#### LISTED RECORDS ####

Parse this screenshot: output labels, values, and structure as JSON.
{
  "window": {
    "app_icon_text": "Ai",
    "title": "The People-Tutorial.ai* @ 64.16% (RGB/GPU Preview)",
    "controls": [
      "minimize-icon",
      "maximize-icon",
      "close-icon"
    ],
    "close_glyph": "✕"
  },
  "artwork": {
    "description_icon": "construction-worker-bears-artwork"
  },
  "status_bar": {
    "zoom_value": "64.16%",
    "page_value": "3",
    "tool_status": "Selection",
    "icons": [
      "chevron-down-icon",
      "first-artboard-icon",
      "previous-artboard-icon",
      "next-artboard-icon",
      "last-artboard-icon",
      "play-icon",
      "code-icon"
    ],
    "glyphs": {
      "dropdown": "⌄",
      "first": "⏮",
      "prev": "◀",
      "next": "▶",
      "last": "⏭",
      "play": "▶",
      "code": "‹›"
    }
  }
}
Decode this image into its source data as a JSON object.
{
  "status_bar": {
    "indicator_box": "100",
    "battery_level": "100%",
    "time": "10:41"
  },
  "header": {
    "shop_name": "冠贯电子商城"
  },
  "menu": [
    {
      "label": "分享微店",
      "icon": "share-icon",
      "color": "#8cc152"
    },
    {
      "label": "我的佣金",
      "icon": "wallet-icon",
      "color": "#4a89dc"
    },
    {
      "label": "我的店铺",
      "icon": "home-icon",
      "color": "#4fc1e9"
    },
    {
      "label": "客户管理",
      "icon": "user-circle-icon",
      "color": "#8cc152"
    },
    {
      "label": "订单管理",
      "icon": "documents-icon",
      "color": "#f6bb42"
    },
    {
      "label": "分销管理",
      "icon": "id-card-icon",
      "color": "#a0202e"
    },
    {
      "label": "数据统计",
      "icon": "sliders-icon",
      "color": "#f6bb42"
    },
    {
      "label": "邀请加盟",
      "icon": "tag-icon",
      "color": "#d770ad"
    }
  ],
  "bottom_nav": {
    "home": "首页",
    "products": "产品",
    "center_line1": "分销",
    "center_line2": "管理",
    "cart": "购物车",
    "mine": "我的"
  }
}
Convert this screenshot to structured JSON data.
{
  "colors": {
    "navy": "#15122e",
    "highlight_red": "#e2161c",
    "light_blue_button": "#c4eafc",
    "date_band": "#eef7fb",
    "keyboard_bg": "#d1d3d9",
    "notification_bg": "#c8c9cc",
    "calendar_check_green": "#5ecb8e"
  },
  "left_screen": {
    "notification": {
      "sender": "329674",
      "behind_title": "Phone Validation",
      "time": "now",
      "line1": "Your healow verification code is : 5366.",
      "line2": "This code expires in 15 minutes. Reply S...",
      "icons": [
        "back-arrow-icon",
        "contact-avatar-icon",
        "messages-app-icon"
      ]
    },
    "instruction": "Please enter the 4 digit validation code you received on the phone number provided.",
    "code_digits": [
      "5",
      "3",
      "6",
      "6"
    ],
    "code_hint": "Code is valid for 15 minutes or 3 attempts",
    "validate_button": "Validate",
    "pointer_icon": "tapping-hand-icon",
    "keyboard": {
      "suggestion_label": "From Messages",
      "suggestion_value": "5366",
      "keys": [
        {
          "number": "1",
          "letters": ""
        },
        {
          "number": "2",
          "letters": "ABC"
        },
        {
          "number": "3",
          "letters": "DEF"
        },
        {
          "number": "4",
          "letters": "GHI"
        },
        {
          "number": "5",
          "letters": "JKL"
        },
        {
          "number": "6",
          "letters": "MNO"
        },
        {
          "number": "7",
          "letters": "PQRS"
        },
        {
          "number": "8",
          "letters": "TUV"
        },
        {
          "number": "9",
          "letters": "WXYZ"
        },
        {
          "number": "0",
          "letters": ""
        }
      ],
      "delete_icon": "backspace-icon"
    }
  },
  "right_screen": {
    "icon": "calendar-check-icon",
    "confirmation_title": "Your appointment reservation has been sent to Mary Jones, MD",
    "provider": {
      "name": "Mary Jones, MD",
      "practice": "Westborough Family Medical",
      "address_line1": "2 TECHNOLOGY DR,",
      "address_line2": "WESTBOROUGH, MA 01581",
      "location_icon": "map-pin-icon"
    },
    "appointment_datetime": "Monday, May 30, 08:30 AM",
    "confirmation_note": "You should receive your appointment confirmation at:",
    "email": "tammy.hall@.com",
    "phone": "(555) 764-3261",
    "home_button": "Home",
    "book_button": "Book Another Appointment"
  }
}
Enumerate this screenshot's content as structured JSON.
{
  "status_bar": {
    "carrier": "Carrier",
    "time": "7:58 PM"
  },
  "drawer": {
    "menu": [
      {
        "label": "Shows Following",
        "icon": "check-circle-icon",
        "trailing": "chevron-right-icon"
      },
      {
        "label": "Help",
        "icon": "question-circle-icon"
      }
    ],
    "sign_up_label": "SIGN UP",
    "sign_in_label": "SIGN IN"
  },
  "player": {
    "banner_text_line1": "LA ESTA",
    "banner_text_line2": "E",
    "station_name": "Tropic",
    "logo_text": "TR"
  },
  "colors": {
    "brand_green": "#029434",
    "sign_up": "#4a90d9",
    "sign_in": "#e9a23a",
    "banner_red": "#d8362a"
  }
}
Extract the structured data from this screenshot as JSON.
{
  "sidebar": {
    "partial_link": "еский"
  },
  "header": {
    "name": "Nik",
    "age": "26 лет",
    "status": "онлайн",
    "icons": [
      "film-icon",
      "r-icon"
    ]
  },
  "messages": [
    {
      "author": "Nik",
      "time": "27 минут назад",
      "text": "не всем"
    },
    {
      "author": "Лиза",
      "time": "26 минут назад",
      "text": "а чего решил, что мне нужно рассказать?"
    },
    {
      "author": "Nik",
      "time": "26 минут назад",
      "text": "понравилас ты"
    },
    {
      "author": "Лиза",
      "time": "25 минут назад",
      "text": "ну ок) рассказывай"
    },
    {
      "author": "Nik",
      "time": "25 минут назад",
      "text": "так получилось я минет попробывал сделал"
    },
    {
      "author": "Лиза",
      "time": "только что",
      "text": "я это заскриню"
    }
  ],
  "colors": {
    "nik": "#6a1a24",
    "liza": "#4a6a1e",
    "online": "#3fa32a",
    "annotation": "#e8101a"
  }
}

####

--- SHORT TASK ---
Identify the lines above that contain the word "number", then copy them.

--- EXERCISE OUTPUT ---
    "instruction": "Please enter the 4 digit validation code you received on the phone number provided.",
          "number": "1",
          "number": "2",
          "number": "3",
          "number": "4",
          "number": "5",
          "number": "6",
          "number": "7",
          "number": "8",
          "number": "9",
          "number": "0",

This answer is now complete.